■ RECORDS TO PROCESS ■
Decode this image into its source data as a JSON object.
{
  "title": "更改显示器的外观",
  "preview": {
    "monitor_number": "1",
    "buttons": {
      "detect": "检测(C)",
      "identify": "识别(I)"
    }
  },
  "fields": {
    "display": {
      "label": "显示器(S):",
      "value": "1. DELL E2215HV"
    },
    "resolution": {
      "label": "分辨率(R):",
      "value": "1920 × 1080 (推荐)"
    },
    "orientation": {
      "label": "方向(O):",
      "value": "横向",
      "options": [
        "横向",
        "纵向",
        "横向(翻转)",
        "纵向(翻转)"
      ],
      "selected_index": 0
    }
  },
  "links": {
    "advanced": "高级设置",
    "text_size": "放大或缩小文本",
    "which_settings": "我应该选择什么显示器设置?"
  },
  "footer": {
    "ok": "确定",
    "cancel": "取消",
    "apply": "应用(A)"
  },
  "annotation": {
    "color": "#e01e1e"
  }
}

■ WHAT YOU HAVE TO DO ■
List all lines in the material containing the string "value".

■ WORKED ANSWER ■
      "value": "1. DELL E2215HV"
      "value": "1920 × 1080 (推荐)"
      "value": "横向",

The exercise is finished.